Part of a data file:
━━━━━━━━━━━━━━━━━━━━━━━━━━━━━━
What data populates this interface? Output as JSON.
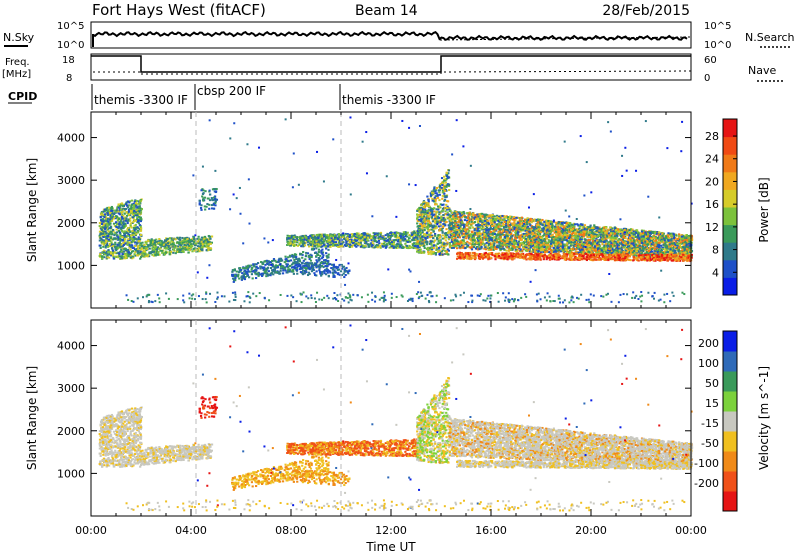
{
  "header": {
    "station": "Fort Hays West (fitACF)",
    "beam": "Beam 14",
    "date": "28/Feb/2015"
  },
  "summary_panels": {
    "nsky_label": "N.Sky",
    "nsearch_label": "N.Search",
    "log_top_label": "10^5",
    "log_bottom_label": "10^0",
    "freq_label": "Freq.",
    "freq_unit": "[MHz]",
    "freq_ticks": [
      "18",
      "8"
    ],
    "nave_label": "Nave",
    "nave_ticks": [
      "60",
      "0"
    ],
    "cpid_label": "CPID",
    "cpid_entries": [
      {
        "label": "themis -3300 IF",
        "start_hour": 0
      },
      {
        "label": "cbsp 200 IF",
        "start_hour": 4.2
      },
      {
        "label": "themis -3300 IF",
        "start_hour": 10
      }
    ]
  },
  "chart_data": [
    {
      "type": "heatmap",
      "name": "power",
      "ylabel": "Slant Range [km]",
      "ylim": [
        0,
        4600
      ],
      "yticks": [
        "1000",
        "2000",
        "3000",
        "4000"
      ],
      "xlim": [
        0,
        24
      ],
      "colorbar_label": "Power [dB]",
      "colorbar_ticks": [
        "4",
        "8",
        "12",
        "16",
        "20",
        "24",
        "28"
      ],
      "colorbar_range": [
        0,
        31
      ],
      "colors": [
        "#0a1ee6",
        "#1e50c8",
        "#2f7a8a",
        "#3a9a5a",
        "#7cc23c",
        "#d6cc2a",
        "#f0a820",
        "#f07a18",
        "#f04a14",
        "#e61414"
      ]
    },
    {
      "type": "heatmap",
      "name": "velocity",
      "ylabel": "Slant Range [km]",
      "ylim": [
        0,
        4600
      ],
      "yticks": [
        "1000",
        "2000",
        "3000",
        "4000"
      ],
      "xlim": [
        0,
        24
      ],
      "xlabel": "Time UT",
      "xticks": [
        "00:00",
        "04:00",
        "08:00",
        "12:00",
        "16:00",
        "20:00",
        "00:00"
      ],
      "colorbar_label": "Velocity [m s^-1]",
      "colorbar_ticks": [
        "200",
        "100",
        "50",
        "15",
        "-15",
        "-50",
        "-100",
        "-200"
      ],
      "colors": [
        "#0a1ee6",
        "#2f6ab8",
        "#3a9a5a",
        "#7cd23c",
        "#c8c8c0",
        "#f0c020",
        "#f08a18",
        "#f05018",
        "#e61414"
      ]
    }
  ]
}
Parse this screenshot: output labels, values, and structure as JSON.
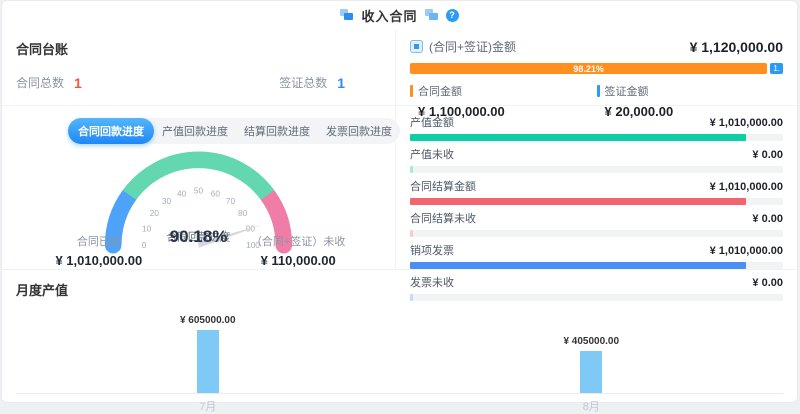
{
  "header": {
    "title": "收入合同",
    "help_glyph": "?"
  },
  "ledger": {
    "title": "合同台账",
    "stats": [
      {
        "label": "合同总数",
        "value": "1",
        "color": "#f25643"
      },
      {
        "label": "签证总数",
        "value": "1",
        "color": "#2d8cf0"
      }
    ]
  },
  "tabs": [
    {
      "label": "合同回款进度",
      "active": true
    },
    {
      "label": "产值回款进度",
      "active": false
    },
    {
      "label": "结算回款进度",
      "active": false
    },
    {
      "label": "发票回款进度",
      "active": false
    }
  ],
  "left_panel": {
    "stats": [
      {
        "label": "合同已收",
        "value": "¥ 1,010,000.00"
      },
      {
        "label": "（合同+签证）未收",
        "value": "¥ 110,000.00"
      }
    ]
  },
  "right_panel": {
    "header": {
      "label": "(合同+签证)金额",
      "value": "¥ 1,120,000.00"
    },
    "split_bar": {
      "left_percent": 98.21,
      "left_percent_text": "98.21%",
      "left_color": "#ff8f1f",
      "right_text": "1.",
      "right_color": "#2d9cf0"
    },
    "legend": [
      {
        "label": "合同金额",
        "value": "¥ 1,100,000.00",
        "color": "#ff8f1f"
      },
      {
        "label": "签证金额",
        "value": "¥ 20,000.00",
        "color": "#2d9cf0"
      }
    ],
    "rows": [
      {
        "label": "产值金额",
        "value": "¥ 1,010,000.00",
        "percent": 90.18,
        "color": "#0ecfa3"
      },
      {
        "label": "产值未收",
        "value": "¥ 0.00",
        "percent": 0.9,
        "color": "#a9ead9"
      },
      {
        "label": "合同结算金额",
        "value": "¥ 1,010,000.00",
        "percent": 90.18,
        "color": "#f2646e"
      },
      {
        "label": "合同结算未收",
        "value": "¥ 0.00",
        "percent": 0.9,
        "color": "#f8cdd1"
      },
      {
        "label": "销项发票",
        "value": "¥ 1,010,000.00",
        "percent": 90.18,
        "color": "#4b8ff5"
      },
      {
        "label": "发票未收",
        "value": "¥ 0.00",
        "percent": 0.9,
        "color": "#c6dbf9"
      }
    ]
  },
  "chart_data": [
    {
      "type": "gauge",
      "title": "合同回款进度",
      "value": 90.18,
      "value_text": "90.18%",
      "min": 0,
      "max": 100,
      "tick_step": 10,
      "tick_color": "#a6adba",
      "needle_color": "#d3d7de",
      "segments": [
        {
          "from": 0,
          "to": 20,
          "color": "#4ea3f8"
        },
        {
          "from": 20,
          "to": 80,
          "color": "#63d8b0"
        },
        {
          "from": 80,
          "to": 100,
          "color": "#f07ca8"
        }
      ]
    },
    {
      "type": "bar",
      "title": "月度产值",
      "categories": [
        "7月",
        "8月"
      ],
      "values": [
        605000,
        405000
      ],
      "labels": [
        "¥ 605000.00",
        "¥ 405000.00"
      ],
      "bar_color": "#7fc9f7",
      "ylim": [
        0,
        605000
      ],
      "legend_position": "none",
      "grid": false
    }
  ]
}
━━━━━━━━━━━━━━━━━━━━━━━━━━━━━━
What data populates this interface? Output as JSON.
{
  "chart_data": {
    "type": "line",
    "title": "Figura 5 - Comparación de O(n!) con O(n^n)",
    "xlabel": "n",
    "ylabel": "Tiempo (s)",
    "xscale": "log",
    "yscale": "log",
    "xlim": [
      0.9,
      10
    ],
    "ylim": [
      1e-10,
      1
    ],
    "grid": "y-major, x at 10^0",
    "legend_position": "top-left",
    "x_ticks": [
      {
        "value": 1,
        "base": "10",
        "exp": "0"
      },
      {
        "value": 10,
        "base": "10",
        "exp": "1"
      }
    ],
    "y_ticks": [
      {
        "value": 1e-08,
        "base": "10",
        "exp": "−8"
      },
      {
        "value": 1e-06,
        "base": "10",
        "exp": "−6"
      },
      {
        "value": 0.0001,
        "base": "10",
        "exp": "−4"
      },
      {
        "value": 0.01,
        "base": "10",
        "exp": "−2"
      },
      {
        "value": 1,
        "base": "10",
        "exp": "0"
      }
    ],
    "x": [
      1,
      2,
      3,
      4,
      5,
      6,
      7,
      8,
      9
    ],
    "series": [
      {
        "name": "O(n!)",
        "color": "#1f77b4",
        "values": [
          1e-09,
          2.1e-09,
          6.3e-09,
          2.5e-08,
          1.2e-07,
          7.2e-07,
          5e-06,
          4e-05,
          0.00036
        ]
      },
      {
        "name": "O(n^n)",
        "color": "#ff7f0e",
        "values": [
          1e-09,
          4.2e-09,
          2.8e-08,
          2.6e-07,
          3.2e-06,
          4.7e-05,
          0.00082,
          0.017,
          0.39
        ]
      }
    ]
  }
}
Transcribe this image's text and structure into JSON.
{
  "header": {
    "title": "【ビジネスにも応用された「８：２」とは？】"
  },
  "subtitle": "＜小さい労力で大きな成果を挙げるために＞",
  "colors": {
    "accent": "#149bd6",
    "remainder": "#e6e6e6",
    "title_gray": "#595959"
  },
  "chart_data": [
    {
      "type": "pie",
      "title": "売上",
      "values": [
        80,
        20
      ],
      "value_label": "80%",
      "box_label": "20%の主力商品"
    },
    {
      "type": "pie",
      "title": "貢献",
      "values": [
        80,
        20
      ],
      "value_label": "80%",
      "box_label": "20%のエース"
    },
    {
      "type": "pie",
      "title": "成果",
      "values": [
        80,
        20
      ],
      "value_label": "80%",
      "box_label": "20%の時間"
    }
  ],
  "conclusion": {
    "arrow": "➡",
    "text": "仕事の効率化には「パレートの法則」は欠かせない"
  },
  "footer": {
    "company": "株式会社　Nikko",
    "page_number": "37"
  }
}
━━━━━━━━━━━━━━━━━━━━━━━━━━━━━━
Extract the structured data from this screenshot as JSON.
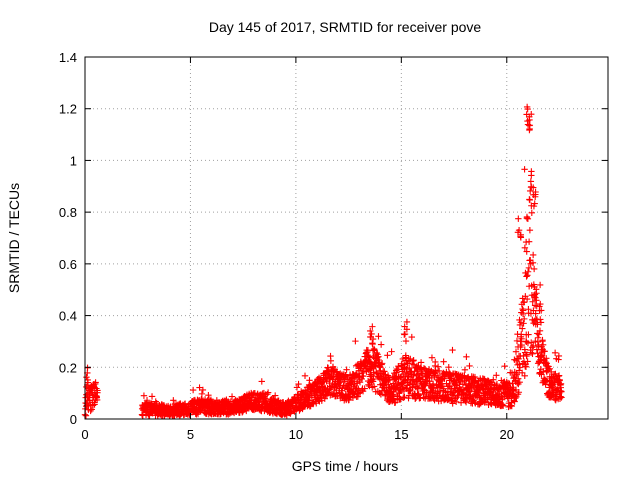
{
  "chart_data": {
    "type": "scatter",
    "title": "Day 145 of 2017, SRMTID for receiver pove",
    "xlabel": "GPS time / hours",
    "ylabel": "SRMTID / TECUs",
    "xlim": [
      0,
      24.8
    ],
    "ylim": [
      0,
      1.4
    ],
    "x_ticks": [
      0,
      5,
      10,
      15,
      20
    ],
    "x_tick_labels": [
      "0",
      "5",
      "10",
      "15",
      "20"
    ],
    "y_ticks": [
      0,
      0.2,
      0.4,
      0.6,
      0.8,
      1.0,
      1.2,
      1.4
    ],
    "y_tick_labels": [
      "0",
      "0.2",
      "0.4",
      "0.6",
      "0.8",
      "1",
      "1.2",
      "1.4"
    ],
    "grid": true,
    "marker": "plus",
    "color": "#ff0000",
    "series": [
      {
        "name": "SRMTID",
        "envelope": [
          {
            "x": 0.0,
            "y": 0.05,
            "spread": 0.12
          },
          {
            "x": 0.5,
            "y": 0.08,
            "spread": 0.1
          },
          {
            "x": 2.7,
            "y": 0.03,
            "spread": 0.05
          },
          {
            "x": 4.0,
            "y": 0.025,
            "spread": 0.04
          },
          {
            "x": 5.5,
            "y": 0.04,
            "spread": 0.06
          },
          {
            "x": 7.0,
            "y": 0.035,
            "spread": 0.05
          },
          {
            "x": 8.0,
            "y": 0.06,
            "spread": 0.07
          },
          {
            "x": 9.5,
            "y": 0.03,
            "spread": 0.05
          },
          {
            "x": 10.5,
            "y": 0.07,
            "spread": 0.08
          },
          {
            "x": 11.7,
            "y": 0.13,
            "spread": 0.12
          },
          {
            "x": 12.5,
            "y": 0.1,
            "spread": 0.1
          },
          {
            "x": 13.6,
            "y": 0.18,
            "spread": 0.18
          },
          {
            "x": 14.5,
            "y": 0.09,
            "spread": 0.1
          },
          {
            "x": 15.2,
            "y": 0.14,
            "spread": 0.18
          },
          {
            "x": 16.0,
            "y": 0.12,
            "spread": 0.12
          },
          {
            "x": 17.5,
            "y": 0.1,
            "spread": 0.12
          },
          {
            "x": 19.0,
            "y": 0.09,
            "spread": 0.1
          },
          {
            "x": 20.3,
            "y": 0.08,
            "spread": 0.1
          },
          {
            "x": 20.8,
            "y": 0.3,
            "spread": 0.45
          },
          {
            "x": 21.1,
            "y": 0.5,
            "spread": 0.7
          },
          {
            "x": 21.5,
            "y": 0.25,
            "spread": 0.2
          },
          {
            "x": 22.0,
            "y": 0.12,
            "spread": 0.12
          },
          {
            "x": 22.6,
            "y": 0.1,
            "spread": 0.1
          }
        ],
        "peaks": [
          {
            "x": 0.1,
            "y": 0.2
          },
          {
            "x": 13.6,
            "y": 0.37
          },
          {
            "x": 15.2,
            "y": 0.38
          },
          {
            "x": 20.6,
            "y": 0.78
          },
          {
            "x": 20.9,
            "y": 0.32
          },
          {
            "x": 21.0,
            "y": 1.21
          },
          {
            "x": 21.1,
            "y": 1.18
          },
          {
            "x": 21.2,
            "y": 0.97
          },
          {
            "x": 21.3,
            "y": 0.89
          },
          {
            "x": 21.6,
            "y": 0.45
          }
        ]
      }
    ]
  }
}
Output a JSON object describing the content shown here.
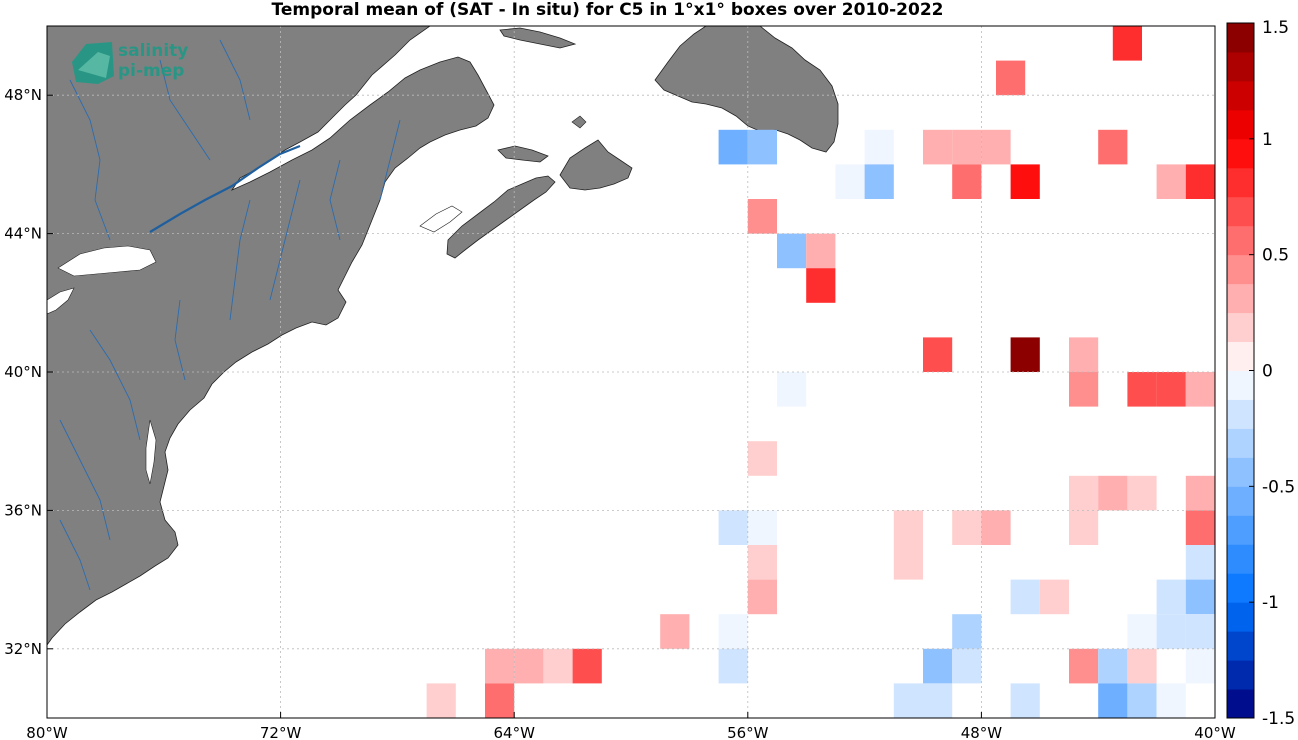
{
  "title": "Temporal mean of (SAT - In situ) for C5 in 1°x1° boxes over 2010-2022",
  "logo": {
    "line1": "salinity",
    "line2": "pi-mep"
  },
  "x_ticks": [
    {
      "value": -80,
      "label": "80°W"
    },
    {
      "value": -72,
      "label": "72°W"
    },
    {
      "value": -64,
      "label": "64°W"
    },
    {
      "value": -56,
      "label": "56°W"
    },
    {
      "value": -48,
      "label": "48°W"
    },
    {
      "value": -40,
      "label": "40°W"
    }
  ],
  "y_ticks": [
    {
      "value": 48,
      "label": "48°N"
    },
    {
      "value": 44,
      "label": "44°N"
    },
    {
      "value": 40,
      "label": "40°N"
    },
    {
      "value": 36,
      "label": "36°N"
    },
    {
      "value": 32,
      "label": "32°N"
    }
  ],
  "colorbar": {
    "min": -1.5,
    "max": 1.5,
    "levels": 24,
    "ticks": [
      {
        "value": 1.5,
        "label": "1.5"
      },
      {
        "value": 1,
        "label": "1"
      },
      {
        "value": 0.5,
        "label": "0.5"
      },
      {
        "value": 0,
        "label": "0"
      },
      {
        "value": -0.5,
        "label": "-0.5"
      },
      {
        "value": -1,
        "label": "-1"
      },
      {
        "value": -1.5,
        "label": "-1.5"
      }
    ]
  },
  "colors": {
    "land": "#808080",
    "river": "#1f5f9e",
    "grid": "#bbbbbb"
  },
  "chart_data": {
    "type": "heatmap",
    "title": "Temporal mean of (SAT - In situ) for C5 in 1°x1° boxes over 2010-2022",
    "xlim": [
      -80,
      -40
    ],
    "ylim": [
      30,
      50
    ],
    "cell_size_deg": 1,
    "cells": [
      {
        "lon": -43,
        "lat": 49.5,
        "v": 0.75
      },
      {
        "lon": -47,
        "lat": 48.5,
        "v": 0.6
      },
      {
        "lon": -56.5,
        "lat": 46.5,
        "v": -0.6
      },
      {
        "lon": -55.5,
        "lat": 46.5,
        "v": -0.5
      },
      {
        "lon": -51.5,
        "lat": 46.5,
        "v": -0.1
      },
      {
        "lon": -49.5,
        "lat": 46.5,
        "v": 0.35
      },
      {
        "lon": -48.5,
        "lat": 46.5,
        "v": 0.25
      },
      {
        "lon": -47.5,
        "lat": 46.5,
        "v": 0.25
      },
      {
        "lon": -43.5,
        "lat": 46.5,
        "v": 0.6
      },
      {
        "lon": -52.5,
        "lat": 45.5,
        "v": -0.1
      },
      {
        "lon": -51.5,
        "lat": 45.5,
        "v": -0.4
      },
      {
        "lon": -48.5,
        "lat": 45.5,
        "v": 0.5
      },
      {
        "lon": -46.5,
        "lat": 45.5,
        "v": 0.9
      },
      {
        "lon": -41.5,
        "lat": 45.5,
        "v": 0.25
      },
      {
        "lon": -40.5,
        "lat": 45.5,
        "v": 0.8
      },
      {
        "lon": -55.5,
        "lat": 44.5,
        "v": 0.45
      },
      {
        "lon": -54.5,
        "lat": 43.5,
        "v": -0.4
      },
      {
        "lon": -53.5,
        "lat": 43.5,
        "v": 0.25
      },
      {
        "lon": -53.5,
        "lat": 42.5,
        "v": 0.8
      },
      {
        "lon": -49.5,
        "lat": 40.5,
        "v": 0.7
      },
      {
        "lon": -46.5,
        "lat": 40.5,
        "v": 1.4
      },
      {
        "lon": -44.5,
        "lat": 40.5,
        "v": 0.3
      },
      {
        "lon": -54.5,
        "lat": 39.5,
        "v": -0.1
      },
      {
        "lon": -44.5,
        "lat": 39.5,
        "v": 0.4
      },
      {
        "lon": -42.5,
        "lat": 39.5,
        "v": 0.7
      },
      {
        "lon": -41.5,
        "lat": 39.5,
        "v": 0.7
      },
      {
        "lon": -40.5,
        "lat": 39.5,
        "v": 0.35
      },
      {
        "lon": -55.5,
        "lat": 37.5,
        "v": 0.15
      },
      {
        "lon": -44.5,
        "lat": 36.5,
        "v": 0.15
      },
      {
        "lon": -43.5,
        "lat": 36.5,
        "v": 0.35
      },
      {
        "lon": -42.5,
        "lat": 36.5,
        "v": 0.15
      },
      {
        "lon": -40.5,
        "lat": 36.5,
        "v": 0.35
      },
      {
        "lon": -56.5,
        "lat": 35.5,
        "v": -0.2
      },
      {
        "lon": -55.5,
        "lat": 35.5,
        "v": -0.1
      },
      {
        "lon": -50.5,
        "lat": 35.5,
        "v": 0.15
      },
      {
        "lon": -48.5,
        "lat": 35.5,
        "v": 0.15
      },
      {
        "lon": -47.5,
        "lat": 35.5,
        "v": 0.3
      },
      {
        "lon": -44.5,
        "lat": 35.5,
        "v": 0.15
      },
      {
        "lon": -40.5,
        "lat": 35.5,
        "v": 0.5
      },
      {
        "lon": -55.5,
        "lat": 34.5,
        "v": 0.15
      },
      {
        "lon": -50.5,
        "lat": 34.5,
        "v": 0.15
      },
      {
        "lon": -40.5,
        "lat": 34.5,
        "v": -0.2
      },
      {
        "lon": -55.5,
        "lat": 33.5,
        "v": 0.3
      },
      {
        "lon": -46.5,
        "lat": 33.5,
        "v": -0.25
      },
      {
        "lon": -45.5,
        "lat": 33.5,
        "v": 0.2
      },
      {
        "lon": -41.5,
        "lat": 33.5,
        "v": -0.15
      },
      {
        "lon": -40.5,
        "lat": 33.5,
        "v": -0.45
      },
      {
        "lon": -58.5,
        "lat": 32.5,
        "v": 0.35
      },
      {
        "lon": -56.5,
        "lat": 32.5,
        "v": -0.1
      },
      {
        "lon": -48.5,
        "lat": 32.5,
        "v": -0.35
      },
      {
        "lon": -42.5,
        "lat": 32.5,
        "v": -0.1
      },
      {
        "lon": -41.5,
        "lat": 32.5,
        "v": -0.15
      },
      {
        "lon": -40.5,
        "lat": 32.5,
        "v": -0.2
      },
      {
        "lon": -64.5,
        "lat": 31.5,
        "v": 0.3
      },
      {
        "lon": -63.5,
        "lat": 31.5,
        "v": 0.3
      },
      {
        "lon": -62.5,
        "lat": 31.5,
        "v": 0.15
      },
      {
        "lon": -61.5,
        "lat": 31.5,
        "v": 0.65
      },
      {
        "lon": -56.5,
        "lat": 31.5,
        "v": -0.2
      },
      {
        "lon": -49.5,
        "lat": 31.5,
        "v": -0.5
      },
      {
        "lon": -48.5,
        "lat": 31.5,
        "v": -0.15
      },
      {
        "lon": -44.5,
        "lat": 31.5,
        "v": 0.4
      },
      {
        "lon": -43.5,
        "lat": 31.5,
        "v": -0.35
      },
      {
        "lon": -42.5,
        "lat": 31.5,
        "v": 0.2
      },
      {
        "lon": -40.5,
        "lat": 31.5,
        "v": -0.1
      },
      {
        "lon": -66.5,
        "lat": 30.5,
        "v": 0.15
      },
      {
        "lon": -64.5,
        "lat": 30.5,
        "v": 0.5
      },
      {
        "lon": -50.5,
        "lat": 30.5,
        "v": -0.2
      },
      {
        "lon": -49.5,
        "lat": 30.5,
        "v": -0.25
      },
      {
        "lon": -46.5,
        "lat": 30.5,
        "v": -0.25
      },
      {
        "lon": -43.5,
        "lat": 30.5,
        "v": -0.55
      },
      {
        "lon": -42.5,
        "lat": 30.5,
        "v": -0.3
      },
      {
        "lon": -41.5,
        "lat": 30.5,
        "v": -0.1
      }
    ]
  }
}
━━━━━━━━━━━━━━━━━━━━━━━━━━━━━━
PROBLEM DETAILS – Above are the records; copy every line in them that holds the word "name".

TASK SOLUTION –
      "name": "power",
      "name": "velocity",
        "name": "O(n!)",
        "name": "O(n^n)",
        "name": "SRMTID",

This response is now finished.